JOB:
Scan the data. Collect each line that contains the word "this".

------------

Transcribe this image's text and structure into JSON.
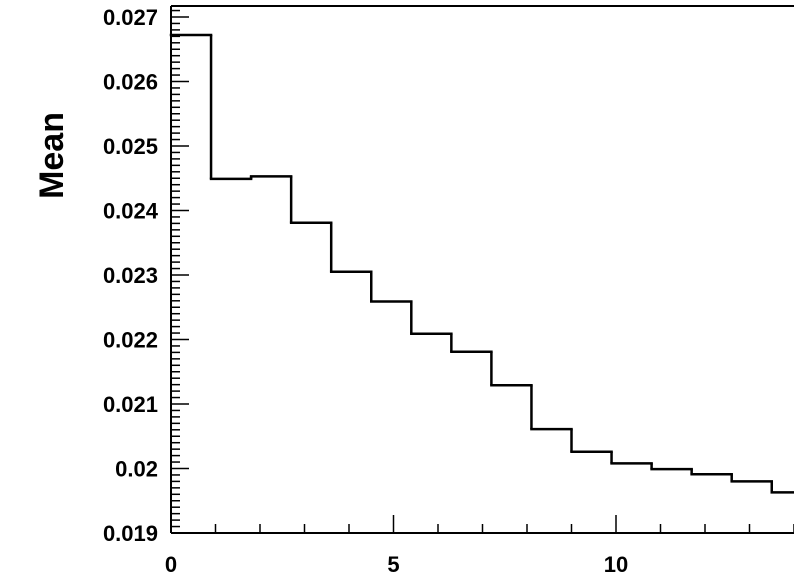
{
  "chart_data": {
    "type": "line",
    "style": "step histogram",
    "title": "",
    "xlabel": "",
    "ylabel": "Mean",
    "xlim": [
      0,
      14
    ],
    "ylim": [
      0.019,
      0.0274
    ],
    "grid": false,
    "legend": "none",
    "color": "#000000",
    "x_ticks": [
      {
        "value": 0,
        "label": "0"
      },
      {
        "value": 5,
        "label": "5"
      },
      {
        "value": 10,
        "label": "10"
      }
    ],
    "y_ticks": [
      {
        "value": 0.019,
        "label": "0.019"
      },
      {
        "value": 0.02,
        "label": "0.02"
      },
      {
        "value": 0.021,
        "label": "0.021"
      },
      {
        "value": 0.022,
        "label": "0.022"
      },
      {
        "value": 0.023,
        "label": "0.023"
      },
      {
        "value": 0.024,
        "label": "0.024"
      },
      {
        "value": 0.025,
        "label": "0.025"
      },
      {
        "value": 0.026,
        "label": "0.026"
      },
      {
        "value": 0.027,
        "label": "0.027"
      }
    ],
    "bin_edges": [
      0,
      0.9,
      1.8,
      2.7,
      3.6,
      4.5,
      5.4,
      6.3,
      7.2,
      8.1,
      9.0,
      9.9,
      10.8,
      11.7,
      12.6,
      13.5,
      14.0
    ],
    "values": [
      0.02672,
      0.02449,
      0.02453,
      0.02381,
      0.02305,
      0.02259,
      0.02209,
      0.02181,
      0.02129,
      0.02061,
      0.02026,
      0.02008,
      0.01999,
      0.01991,
      0.0198,
      0.01963
    ]
  }
}
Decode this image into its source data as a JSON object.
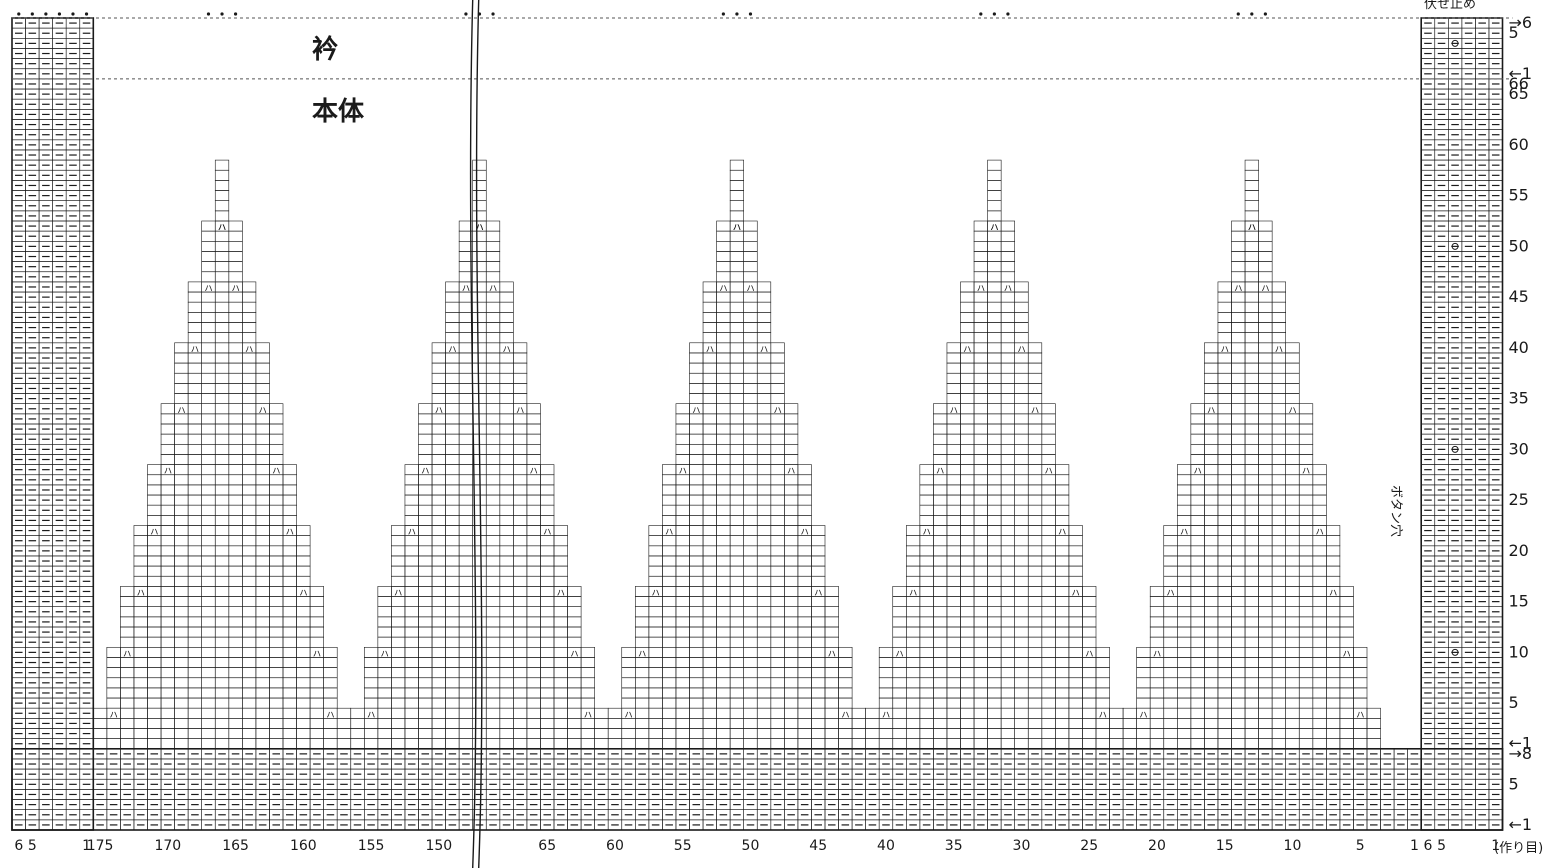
{
  "labels": {
    "collar": "衿",
    "body": "本体",
    "bind_off": "伏せ止め",
    "buttonhole": "ボタン穴",
    "cast_on": "(作り目)"
  },
  "symbols": {
    "knit": "|",
    "purl": "−",
    "k2tog": "ㇵ",
    "ssk": "ㇵ",
    "yarn_over": "ο",
    "bind_off": "•"
  },
  "colors": {
    "line": "#1a1a1a",
    "dashed_guide": "#555555",
    "background": "#ffffff"
  },
  "right_row_labels": [
    {
      "text": "1",
      "row": 1,
      "arrow": "←"
    },
    {
      "text": "5",
      "row": 5,
      "arrow": ""
    },
    {
      "text": "8",
      "row": 8,
      "arrow": "→"
    },
    {
      "text": "1",
      "row": 9,
      "arrow": "←"
    },
    {
      "text": "5",
      "row": 13,
      "arrow": ""
    },
    {
      "text": "10",
      "row": 18,
      "arrow": ""
    },
    {
      "text": "15",
      "row": 23,
      "arrow": ""
    },
    {
      "text": "20",
      "row": 28,
      "arrow": ""
    },
    {
      "text": "25",
      "row": 33,
      "arrow": ""
    },
    {
      "text": "30",
      "row": 38,
      "arrow": ""
    },
    {
      "text": "35",
      "row": 43,
      "arrow": ""
    },
    {
      "text": "40",
      "row": 48,
      "arrow": ""
    },
    {
      "text": "45",
      "row": 53,
      "arrow": ""
    },
    {
      "text": "50",
      "row": 58,
      "arrow": ""
    },
    {
      "text": "55",
      "row": 63,
      "arrow": ""
    },
    {
      "text": "60",
      "row": 68,
      "arrow": ""
    },
    {
      "text": "65",
      "row": 73,
      "arrow": ""
    },
    {
      "text": "66",
      "row": 74,
      "arrow": ""
    },
    {
      "text": "1",
      "row": 75,
      "arrow": "←"
    },
    {
      "text": "5",
      "row": 79,
      "arrow": ""
    },
    {
      "text": "6",
      "row": 80,
      "arrow": "→"
    }
  ],
  "bottom_stitch_labels": [
    {
      "text": "6",
      "col": 1
    },
    {
      "text": "5",
      "col": 2
    },
    {
      "text": "1",
      "col": 6
    },
    {
      "text": "175",
      "col": 7
    },
    {
      "text": "170",
      "col": 12
    },
    {
      "text": "165",
      "col": 17
    },
    {
      "text": "160",
      "col": 22
    },
    {
      "text": "155",
      "col": 27
    },
    {
      "text": "150",
      "col": 32
    },
    {
      "text": "65",
      "col": 40
    },
    {
      "text": "60",
      "col": 45
    },
    {
      "text": "55",
      "col": 50
    },
    {
      "text": "50",
      "col": 55
    },
    {
      "text": "45",
      "col": 60
    },
    {
      "text": "40",
      "col": 65
    },
    {
      "text": "35",
      "col": 70
    },
    {
      "text": "30",
      "col": 75
    },
    {
      "text": "25",
      "col": 80
    },
    {
      "text": "20",
      "col": 85
    },
    {
      "text": "15",
      "col": 90
    },
    {
      "text": "10",
      "col": 95
    },
    {
      "text": "5",
      "col": 100
    },
    {
      "text": "1",
      "col": 104
    },
    {
      "text": "6",
      "col": 105
    },
    {
      "text": "5",
      "col": 106
    },
    {
      "text": "1",
      "col": 110
    }
  ],
  "pattern": {
    "total_columns": 110,
    "total_rows": 80,
    "band_width_stitches": 6,
    "button_holes_rows": [
      18,
      38,
      58,
      78
    ]
  }
}
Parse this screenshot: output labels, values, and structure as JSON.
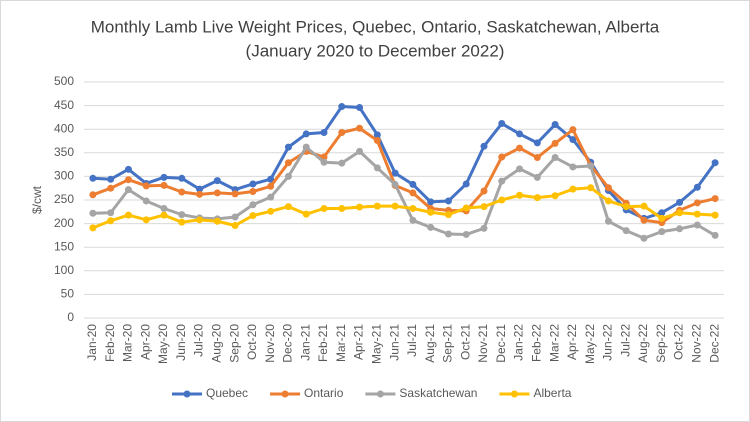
{
  "chart_data": {
    "type": "line",
    "title": "Monthly Lamb Live Weight Prices, Quebec, Ontario, Saskatchewan, Alberta",
    "subtitle": "(January 2020 to December 2022)",
    "y_label": "$/cwt",
    "categories": [
      "Jan-20",
      "Feb-20",
      "Mar-20",
      "Apr-20",
      "May-20",
      "Jun-20",
      "Jul-20",
      "Aug-20",
      "Sep-20",
      "Oct-20",
      "Nov-20",
      "Dec-20",
      "Jan-21",
      "Feb-21",
      "Mar-21",
      "Apr-21",
      "May-21",
      "Jun-21",
      "Jul-21",
      "Aug-21",
      "Sep-21",
      "Oct-21",
      "Nov-21",
      "Dec-21",
      "Jan-22",
      "Feb-22",
      "Mar-22",
      "Apr-22",
      "May-22",
      "Jun-22",
      "Jul-22",
      "Aug-22",
      "Sep-22",
      "Oct-22",
      "Nov-22",
      "Dec-22"
    ],
    "series": [
      {
        "name": "Quebec",
        "color": "#4472c4",
        "values": [
          296,
          294,
          315,
          285,
          298,
          296,
          273,
          291,
          272,
          284,
          294,
          362,
          390,
          393,
          448,
          446,
          388,
          307,
          283,
          246,
          248,
          284,
          364,
          412,
          390,
          371,
          410,
          378,
          330,
          270,
          229,
          211,
          223,
          245,
          277,
          329
        ]
      },
      {
        "name": "Ontario",
        "color": "#ed7d31",
        "values": [
          261,
          275,
          293,
          280,
          281,
          267,
          262,
          265,
          263,
          268,
          279,
          329,
          353,
          341,
          393,
          402,
          376,
          281,
          265,
          232,
          228,
          227,
          269,
          341,
          360,
          340,
          370,
          399,
          323,
          276,
          243,
          207,
          202,
          228,
          244,
          253
        ]
      },
      {
        "name": "Saskatchewan",
        "color": "#a5a5a5",
        "values": [
          222,
          223,
          272,
          248,
          232,
          219,
          212,
          210,
          214,
          240,
          256,
          300,
          362,
          330,
          328,
          353,
          318,
          283,
          207,
          192,
          178,
          177,
          190,
          290,
          316,
          298,
          340,
          320,
          322,
          205,
          185,
          169,
          183,
          189,
          197,
          175
        ]
      },
      {
        "name": "Alberta",
        "color": "#ffc000",
        "values": [
          191,
          206,
          218,
          208,
          218,
          203,
          208,
          205,
          196,
          217,
          226,
          236,
          220,
          232,
          232,
          235,
          237,
          237,
          232,
          224,
          219,
          233,
          236,
          250,
          260,
          255,
          259,
          273,
          276,
          248,
          236,
          237,
          211,
          223,
          220,
          218
        ]
      }
    ],
    "ylim": [
      0,
      500
    ],
    "yticks": [
      0,
      50,
      100,
      150,
      200,
      250,
      300,
      350,
      400,
      450,
      500
    ],
    "grid": true,
    "legend": "bottom"
  }
}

------------

FULL ANSWER:
Transcribe this image's text and structure into JSON.
Decode this image into its source data as a JSON object.
Parse this screenshot: output labels, values, and structure as JSON.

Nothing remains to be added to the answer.